WHAT TO PRODUCE:
Extract all lines that hold "nicht" from the records below.

----- PROVIDED ENTRIES -----

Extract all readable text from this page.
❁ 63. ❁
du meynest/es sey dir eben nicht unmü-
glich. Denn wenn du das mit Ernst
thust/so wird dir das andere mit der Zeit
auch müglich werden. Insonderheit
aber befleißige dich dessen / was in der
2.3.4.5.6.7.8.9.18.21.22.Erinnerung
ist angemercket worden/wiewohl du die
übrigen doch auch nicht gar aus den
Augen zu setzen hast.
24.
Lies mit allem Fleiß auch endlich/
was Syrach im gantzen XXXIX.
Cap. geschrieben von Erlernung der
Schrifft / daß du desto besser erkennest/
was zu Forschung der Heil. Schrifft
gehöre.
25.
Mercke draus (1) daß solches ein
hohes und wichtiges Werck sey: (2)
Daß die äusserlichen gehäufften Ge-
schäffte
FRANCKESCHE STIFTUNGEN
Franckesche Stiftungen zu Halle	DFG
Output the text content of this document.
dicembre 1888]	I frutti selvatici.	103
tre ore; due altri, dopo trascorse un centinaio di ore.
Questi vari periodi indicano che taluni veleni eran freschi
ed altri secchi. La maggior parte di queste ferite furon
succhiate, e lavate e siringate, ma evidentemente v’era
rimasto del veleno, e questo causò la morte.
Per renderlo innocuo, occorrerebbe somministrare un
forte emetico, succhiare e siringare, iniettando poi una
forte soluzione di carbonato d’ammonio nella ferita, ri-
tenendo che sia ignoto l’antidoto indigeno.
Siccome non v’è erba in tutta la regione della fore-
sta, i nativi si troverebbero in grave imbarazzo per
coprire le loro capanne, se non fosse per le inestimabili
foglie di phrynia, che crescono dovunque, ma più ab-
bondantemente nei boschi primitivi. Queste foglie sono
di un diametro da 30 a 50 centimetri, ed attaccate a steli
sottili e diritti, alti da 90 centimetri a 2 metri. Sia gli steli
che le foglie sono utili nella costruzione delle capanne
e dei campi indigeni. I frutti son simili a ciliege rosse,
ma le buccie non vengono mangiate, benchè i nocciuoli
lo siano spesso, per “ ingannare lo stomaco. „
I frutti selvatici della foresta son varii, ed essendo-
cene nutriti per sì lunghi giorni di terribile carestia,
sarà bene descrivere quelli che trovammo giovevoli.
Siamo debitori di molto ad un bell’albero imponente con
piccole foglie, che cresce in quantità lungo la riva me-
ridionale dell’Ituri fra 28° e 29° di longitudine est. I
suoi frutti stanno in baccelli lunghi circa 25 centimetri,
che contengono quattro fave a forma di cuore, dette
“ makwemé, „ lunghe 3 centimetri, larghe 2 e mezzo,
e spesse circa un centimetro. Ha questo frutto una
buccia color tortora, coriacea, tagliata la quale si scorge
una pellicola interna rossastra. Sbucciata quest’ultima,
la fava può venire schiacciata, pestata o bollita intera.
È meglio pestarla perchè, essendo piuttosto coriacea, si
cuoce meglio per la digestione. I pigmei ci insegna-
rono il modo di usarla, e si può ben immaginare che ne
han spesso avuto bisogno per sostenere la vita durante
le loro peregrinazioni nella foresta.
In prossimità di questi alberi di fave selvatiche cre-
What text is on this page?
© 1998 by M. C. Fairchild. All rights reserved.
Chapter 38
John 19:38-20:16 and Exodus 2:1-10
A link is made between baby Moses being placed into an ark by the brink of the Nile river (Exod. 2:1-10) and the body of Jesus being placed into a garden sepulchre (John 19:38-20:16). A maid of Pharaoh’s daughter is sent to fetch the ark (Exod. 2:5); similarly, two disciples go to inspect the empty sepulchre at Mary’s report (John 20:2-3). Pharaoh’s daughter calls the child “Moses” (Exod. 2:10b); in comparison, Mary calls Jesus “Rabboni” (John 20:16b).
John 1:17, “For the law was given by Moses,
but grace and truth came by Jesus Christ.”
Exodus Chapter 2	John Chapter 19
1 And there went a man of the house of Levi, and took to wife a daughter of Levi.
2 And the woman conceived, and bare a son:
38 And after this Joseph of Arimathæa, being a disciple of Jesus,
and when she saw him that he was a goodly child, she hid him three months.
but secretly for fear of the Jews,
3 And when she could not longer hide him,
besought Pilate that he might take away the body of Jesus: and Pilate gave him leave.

-----

THE COMPLETED TASK:
du meynest/es sey dir eben nicht unmü-
übrigen doch auch nicht gar aus den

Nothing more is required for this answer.